Extract every line of the material that holds the string "color".

(Figure record extracts)
========================
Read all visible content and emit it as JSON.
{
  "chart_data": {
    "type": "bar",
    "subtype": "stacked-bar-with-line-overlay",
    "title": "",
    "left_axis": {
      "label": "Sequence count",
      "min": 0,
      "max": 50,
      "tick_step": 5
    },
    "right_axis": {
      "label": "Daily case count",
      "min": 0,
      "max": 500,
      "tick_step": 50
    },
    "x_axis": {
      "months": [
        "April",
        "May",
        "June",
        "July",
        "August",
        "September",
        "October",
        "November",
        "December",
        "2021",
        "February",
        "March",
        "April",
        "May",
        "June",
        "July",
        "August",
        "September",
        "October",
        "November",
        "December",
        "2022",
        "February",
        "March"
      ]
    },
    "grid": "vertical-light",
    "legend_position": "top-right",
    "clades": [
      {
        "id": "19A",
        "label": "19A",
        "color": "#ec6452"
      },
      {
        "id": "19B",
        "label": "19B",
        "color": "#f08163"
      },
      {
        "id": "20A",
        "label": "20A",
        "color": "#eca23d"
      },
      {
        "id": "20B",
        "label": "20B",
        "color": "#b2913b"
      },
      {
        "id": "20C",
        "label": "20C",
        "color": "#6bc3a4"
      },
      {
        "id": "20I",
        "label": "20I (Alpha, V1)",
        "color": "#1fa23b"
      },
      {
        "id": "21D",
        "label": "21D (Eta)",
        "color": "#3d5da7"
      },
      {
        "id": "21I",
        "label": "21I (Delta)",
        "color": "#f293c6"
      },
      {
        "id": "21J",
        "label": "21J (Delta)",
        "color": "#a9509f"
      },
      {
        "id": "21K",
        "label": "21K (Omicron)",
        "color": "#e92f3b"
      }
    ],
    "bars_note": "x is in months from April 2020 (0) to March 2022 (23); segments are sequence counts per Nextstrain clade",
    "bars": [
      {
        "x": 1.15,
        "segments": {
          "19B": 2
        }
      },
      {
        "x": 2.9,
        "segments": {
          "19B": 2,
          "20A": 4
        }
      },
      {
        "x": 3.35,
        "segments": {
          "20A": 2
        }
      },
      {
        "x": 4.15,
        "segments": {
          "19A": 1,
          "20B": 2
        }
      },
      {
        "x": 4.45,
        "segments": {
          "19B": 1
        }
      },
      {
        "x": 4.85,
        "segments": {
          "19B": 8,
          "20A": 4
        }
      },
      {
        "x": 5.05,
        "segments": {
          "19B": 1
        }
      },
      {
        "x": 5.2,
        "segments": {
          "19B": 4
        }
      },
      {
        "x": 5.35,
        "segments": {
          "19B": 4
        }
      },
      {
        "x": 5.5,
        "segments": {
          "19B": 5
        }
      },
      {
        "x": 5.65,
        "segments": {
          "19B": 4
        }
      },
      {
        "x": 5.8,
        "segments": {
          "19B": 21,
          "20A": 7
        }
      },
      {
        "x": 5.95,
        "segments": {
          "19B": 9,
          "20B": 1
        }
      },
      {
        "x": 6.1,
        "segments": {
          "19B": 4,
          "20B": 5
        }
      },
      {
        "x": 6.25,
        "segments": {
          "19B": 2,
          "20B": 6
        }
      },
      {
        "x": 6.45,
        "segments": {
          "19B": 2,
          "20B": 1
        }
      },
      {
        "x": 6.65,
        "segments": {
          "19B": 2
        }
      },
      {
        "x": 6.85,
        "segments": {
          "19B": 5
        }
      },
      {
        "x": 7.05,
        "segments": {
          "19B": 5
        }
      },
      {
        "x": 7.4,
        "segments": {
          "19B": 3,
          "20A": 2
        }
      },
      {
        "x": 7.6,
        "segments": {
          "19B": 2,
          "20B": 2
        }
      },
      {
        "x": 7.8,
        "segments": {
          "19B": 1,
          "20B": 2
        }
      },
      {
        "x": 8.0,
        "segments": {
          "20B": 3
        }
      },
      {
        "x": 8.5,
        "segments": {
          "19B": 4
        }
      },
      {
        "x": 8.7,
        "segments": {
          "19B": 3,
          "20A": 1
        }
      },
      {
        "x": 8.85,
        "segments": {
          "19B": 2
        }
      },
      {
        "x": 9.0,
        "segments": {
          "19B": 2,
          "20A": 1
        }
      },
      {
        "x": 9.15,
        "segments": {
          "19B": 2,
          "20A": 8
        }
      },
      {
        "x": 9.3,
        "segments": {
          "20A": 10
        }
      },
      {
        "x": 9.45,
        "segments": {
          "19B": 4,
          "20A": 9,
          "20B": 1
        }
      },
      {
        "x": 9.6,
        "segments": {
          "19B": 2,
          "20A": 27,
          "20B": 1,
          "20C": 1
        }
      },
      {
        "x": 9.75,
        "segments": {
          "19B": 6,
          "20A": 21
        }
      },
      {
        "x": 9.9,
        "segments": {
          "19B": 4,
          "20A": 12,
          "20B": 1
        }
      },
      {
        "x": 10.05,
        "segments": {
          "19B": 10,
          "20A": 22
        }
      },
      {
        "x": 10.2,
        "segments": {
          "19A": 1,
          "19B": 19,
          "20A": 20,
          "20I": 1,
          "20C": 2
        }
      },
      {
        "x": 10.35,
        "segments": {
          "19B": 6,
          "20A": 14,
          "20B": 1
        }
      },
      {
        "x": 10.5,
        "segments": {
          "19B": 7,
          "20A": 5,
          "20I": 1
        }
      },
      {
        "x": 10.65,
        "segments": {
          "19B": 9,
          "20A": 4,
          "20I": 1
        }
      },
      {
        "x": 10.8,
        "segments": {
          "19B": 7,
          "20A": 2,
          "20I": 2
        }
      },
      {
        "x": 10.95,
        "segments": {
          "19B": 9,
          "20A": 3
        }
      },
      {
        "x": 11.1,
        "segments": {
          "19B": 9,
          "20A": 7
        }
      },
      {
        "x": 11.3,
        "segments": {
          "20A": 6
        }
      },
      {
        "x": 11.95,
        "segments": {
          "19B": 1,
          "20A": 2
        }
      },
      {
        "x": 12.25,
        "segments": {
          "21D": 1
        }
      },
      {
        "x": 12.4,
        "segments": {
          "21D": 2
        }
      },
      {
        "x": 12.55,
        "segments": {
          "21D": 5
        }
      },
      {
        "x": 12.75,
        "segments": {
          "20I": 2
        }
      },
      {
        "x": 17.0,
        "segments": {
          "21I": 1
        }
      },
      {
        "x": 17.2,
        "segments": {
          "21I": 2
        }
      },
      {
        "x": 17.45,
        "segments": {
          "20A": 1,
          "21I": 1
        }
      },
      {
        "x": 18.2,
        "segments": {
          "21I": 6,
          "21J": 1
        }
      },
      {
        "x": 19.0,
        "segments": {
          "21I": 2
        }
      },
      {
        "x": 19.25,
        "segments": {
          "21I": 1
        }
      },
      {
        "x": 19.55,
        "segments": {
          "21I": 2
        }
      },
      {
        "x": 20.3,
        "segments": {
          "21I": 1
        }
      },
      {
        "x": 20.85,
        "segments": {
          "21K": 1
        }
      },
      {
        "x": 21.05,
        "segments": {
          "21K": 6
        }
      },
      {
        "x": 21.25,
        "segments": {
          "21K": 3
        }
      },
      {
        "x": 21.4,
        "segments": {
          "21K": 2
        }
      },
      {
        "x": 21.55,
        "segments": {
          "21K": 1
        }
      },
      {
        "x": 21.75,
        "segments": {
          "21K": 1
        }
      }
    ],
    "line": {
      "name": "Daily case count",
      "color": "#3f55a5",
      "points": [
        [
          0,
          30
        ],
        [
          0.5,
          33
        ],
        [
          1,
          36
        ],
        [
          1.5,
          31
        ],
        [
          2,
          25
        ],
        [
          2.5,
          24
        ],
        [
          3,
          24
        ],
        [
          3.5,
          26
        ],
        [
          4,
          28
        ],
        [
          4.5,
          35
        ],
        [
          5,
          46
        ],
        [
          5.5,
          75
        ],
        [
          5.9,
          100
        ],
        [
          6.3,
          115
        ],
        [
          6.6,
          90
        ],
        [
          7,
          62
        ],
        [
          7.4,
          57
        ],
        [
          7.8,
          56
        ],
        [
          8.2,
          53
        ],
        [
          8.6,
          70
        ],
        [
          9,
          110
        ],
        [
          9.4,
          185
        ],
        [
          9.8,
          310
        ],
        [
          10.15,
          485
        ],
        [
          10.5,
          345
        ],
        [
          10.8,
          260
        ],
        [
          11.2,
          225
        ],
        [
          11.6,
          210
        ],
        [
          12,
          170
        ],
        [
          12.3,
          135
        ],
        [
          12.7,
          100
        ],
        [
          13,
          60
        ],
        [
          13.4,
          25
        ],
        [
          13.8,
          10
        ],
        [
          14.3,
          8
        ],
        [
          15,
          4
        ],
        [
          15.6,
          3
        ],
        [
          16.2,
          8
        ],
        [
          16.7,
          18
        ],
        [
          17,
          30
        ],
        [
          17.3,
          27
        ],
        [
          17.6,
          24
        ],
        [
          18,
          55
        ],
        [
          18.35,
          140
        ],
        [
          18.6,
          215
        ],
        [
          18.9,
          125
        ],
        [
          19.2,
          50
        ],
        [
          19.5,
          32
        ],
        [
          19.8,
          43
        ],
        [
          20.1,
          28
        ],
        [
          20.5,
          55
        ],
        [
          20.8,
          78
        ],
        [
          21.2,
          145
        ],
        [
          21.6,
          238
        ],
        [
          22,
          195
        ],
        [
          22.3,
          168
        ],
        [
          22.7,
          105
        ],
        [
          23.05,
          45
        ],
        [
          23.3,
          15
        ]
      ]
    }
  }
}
========================
REPLY:
        "color": "#ec6452"
        "color": "#f08163"
        "color": "#eca23d"
        "color": "#b2913b"
        "color": "#6bc3a4"
        "color": "#1fa23b"
        "color": "#3d5da7"
        "color": "#f293c6"
        "color": "#a9509f"
        "color": "#e92f3b"
      "color": "#3f55a5",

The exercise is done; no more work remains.